# Job
Return all lines that include the string "Nagar".

# Data lines
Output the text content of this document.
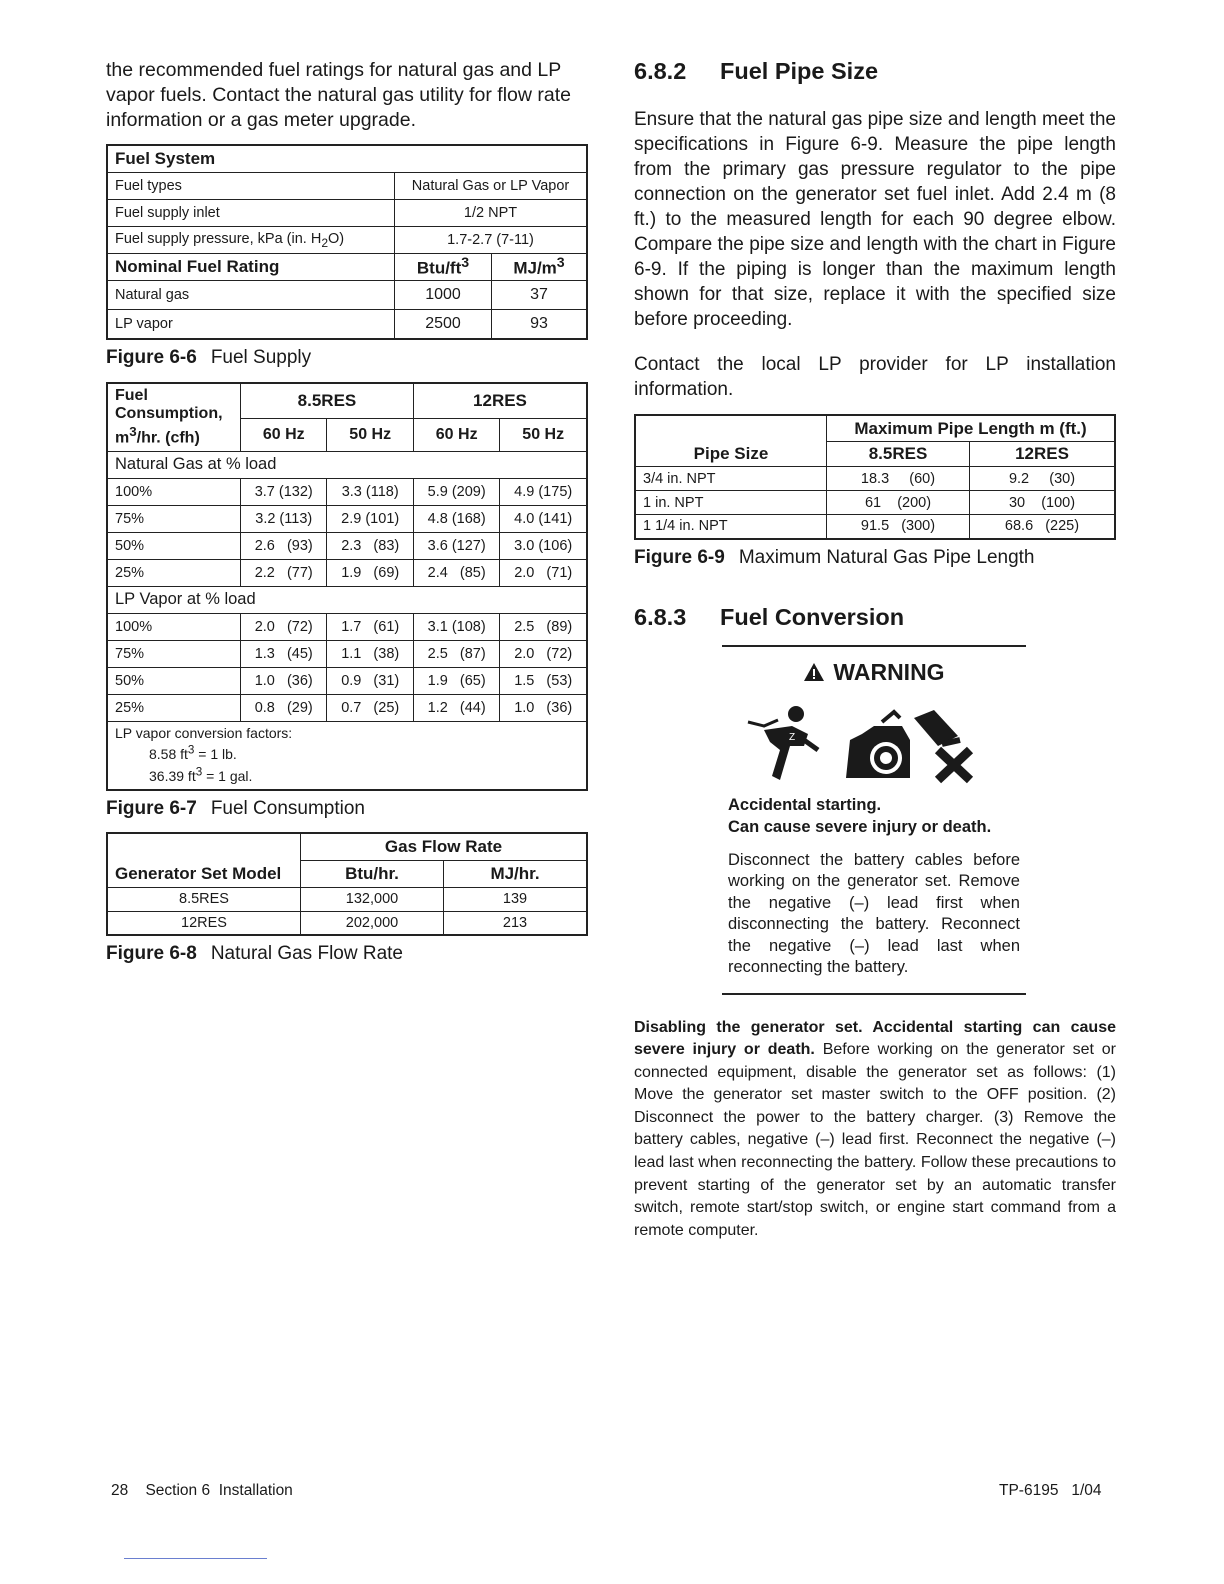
the recommended fuel ratings for natural gas and LP vapor fuels. Contact the natural gas utility for flow rate information or a gas meter upgrade.

Fuel System		
Fuel types	Natural Gas or LP Vapor	
Fuel supply inlet	1/2 NPT	
Fuel supply pressure, kPa (in. $H_2O$)	1.7-2.7 (7-11)	
Nominal Fuel Rating	Btu/$ft^3$	$MJ/m^3$
Natural gas	1000	37
LP vapor	2500	93

Figure 6-6 Fuel Supply

Fuel
Consumption,
$m^3/hr$. (cfh)	8.5RES		12RES	
	60 Hz	50 Hz	60 Hz	50 Hz
Natural Gas at % load				
100%	3.7 (132)	3.3 (118)	5.9 (209)	4.9 (175)
75%	3.2 (113)	2.9 (101)	4.8 (168)	4.0 (141)
50%	2.6   (93)	2.3   (83)	3.6 (127)	3.0 (106)
25%	2.2   (77)	1.9   (69)	2.4   (85)	2.0   (71)
LP Vapor at % load				
100%	2.0   (72)	1.7   (61)	3.1 (108)	2.5   (89)
75%	1.3   (45)	1.1   (38)	2.5   (87)	2.0   (72)
50%	1.0   (36)	0.9   (31)	1.9   (65)	1.5   (53)
25%	0.8   (29)	0.7   (25)	1.2   (44)	1.0   (36)
LP vapor conversion factors:
8.58 $ft^3 = 1$ lb.
36.39 $ft^3 = 1$ gal.				

Figure 6-7 Fuel Consumption

Generator Set Model	Gas Flow Rate	
	Btu/hr.	MJ/hr.
8.5RES	132,000	139
12RES	202,000	213

Figure 6-8 Natural Gas Flow Rate

6.8.2	Fuel Pipe Size

Ensure that the natural gas pipe size and length meet the specifications in Figure 6-9. Measure the pipe length from the primary gas pressure regulator to the pipe connection on the generator set fuel inlet. Add 2.4 m (8 ft.) to the measured length for each 90 degree elbow. Compare the pipe size and length with the chart in Figure 6-9. If the piping is longer than the maximum length shown for that size, replace it with the specified size before proceeding.

Contact the local LP provider for LP installation information.

Pipe Size	Maximum Pipe Length m (ft.)	
	8.5RES	12RES
3/4 in. NPT	18.3     (60)	9.2     (30)
1 in. NPT	61    (200)	30    (100)
1 1/4 in. NPT	91.5   (300)	68.6   (225)

Figure 6-9 Maximum Natural Gas Pipe Length

6.8.3	Fuel Conversion
WARNING
Z

Accidental starting.

Can cause severe injury or death.

Disconnect the battery cables before working on the generator set. Remove the negative (–) lead first when disconnecting the battery. Reconnect the negative (–) lead last when reconnecting the battery.

Disabling the generator set. Accidental starting can cause severe injury or death. Before working on the generator set or connected equipment, disable the generator set as follows: (1) Move the generator set master switch to the OFF position. (2) Disconnect the power to the battery charger. (3) Remove the battery cables, negative (–) lead first. Reconnect the negative (–) lead last when reconnecting the battery. Follow these precautions to prevent starting of the generator set by an automatic transfer switch, remote start/stop switch, or engine start command from a remote computer.

28    Section 6  Installation	TP-6195   1/04
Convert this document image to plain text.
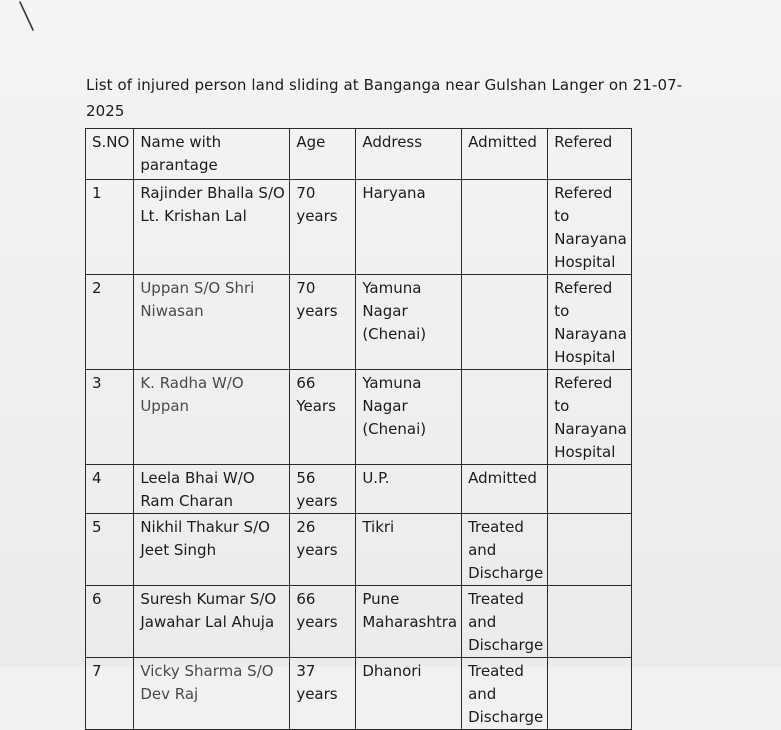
List of injured person land sliding at Banganga near Gulshan Langer on 21-07-2025
S.NO	Name with parantage	Age	Address	Admitted	Refered
1	Rajinder Bhalla S/O Lt. Krishan Lal	70 years	Haryana		Refered to Narayana Hospital
2	Uppan S/O Shri Niwasan	70 years	Yamuna Nagar (Chenai)		Refered to Narayana Hospital
3	K. Radha W/O Uppan	66 Years	Yamuna Nagar (Chenai)		Refered to Narayana Hospital
4	Leela Bhai W/O Ram Charan	56 years	U.P.	Admitted	
5	Nikhil Thakur S/O Jeet Singh	26 years	Tikri	Treated and Discharge	
6	Suresh Kumar S/O Jawahar Lal Ahuja	66 years	Pune Maharashtra	Treated and Discharge	
7	Vicky Sharma S/O Dev Raj	37 years	Dhanori	Treated and Discharge	
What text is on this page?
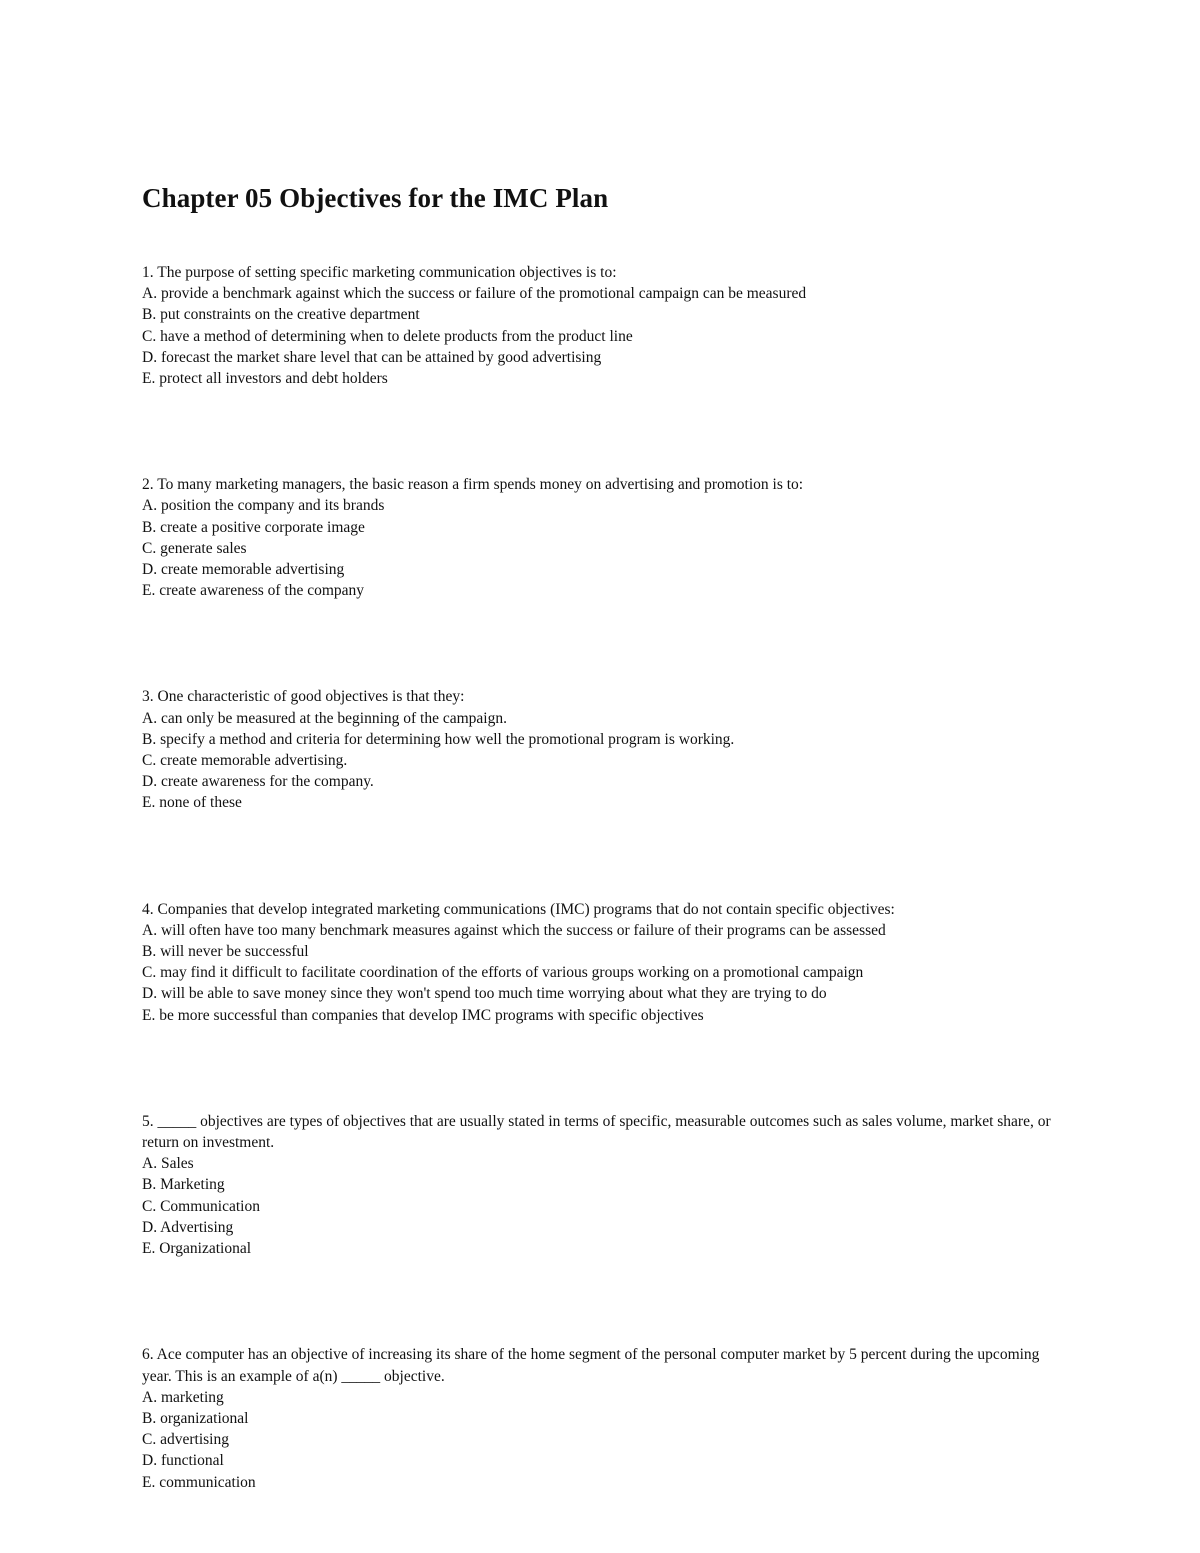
Chapter 05 Objectives for the IMC Plan
1. The purpose of setting specific marketing communication objectives is to:
A. provide a benchmark against which the success or failure of the promotional campaign can be measured
B. put constraints on the creative department
C. have a method of determining when to delete products from the product line
D. forecast the market share level that can be attained by good advertising
E. protect all investors and debt holders
2. To many marketing managers, the basic reason a firm spends money on advertising and promotion is to:
A. position the company and its brands
B. create a positive corporate image
C. generate sales
D. create memorable advertising
E. create awareness of the company
3. One characteristic of good objectives is that they:
A. can only be measured at the beginning of the campaign.
B. specify a method and criteria for determining how well the promotional program is working.
C. create memorable advertising.
D. create awareness for the company.
E. none of these
4. Companies that develop integrated marketing communications (IMC) programs that do not contain specific objectives:
A. will often have too many benchmark measures against which the success or failure of their programs can be assessed
B. will never be successful
C. may find it difficult to facilitate coordination of the efforts of various groups working on a promotional campaign
D. will be able to save money since they won't spend too much time worrying about what they are trying to do
E. be more successful than companies that develop IMC programs with specific objectives
5. _____ objectives are types of objectives that are usually stated in terms of specific, measurable outcomes such as sales volume, market share, or return on investment.
A. Sales
B. Marketing
C. Communication
D. Advertising
E. Organizational
6. Ace computer has an objective of increasing its share of the home segment of the personal computer market by 5 percent during the upcoming year. This is an example of a(n) _____ objective.
A. marketing
B. organizational
C. advertising
D. functional
E. communication
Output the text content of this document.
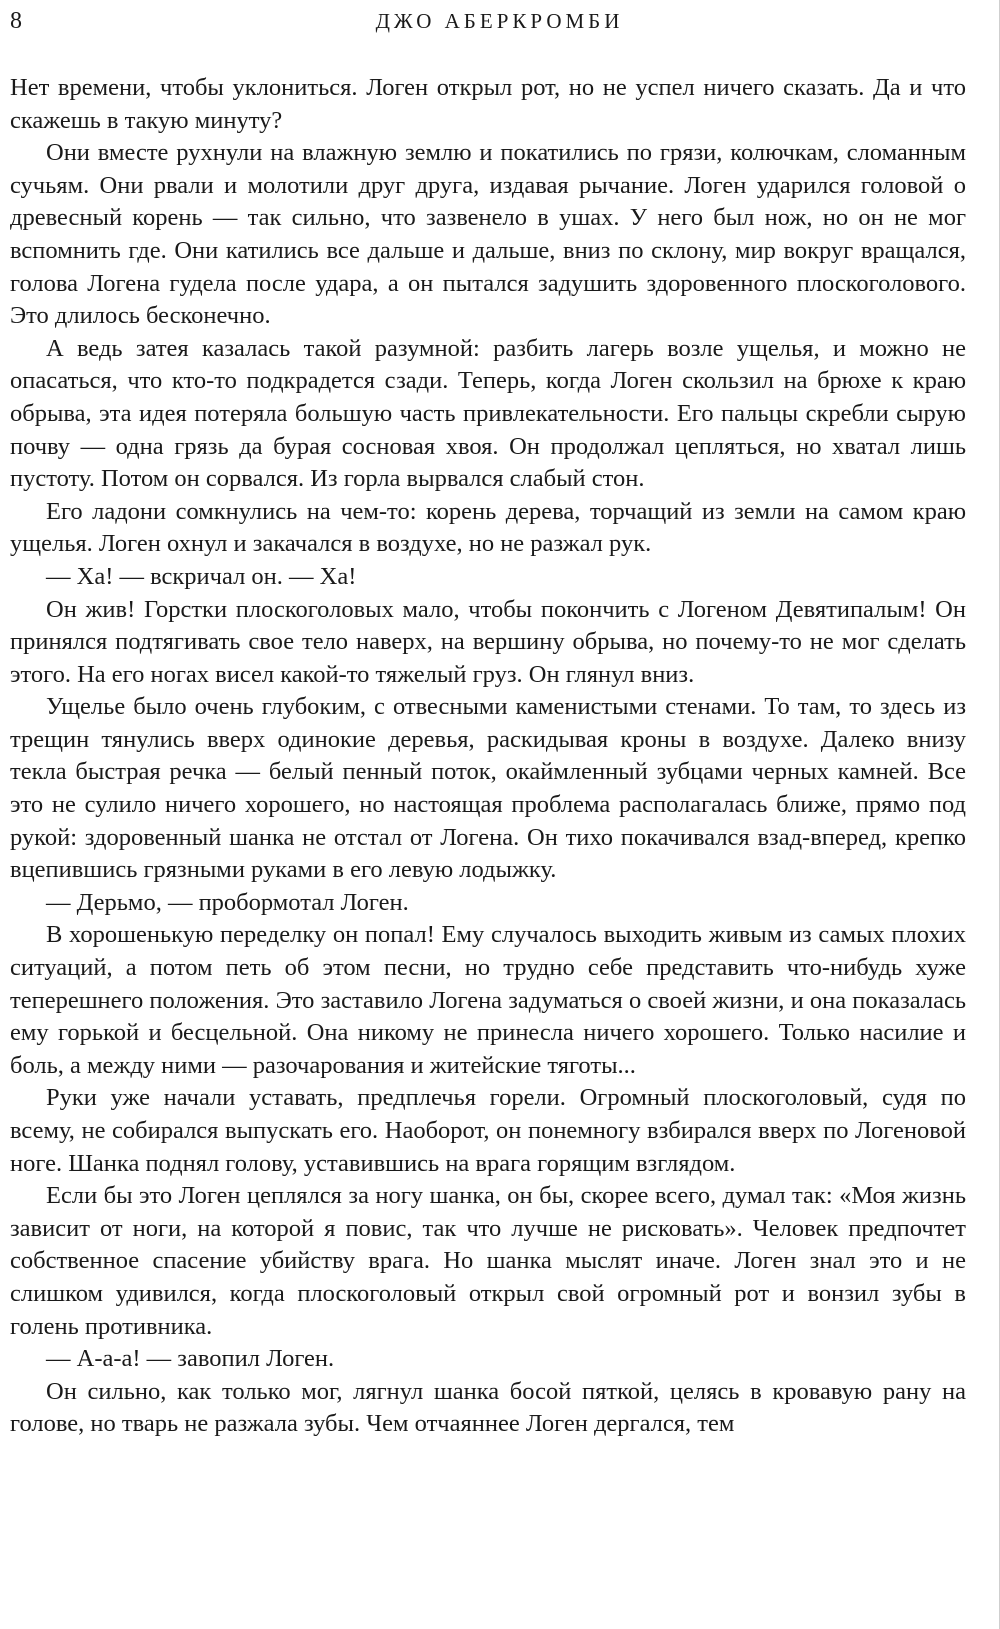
8	ДЖО АБЕРКРОМБИ

Нет времени, чтобы уклониться. Логен открыл рот, но не успел ничего сказать. Да и что скажешь в такую минуту?

Они вместе рухнули на влажную землю и покатились по грязи, колючкам, сломанным сучьям. Они рвали и молотили друг друга, издавая рычание. Логен ударился головой о древесный корень — так сильно, что зазвенело в ушах. У него был нож, но он не мог вспомнить где. Они катились все дальше и дальше, вниз по склону, мир вокруг вращался, голова Логена гудела после удара, а он пытался задушить здоровенного плоскоголового. Это длилось бесконечно.

А ведь затея казалась такой разумной: разбить лагерь возле ущелья, и можно не опасаться, что кто-то подкрадется сзади. Теперь, когда Логен скользил на брюхе к краю обрыва, эта идея потеряла большую часть привлекательности. Его пальцы скребли сырую почву — одна грязь да бурая сосновая хвоя. Он продолжал цепляться, но хватал лишь пустоту. Потом он сорвался. Из горла вырвался слабый стон.

Его ладони сомкнулись на чем-то: корень дерева, торчащий из земли на самом краю ущелья. Логен охнул и закачался в воздухе, но не разжал рук.

— Ха! — вскричал он. — Ха!

Он жив! Горстки плоскоголовых мало, чтобы покончить с Логеном Девятипалым! Он принялся подтягивать свое тело наверх, на вершину обрыва, но почему-то не мог сделать этого. На его ногах висел какой-то тяжелый груз. Он глянул вниз.

Ущелье было очень глубоким, с отвесными каменистыми стенами. То там, то здесь из трещин тянулись вверх одинокие деревья, раскидывая кроны в воздухе. Далеко внизу текла быстрая речка — белый пенный поток, окаймленный зубцами черных камней. Все это не сулило ничего хорошего, но настоящая проблема располагалась ближе, прямо под рукой: здоровенный шанка не отстал от Логена. Он тихо покачивался взад-вперед, крепко вцепившись грязными руками в его левую лодыжку.

— Дерьмо, — пробормотал Логен.

В хорошенькую переделку он попал! Ему случалось выходить живым из самых плохих ситуаций, а потом петь об этом песни, но трудно себе представить что-нибудь хуже теперешнего положения. Это заставило Логена задуматься о своей жизни, и она показалась ему горькой и бесцельной. Она никому не принесла ничего хорошего. Только насилие и боль, а между ними — разочарования и житейские тяготы...

Руки уже начали уставать, предплечья горели. Огромный плоскоголовый, судя по всему, не собирался выпускать его. Наоборот, он понемногу взбирался вверх по Логеновой ноге. Шанка поднял голову, уставившись на врага горящим взглядом.

Если бы это Логен цеплялся за ногу шанка, он бы, скорее всего, думал так: «Моя жизнь зависит от ноги, на которой я повис, так что лучше не рисковать». Человек предпочтет собственное спасение убийству врага. Но шанка мыслят иначе. Логен знал это и не слишком удивился, когда плоскоголовый открыл свой огромный рот и вонзил зубы в голень противника.

— А-а-а! — завопил Логен.

Он сильно, как только мог, лягнул шанка босой пяткой, целясь в кровавую рану на голове, но тварь не разжала зубы. Чем отчаяннее Логен дергался, тем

# Result
2	Uppan S/O Shri Niwasan	70 years	Yamuna Nagar (Chenai)		Refered to Narayana Hospital
3	K. Radha W/O Uppan	66 Years	Yamuna Nagar (Chenai)		Refered to Narayana Hospital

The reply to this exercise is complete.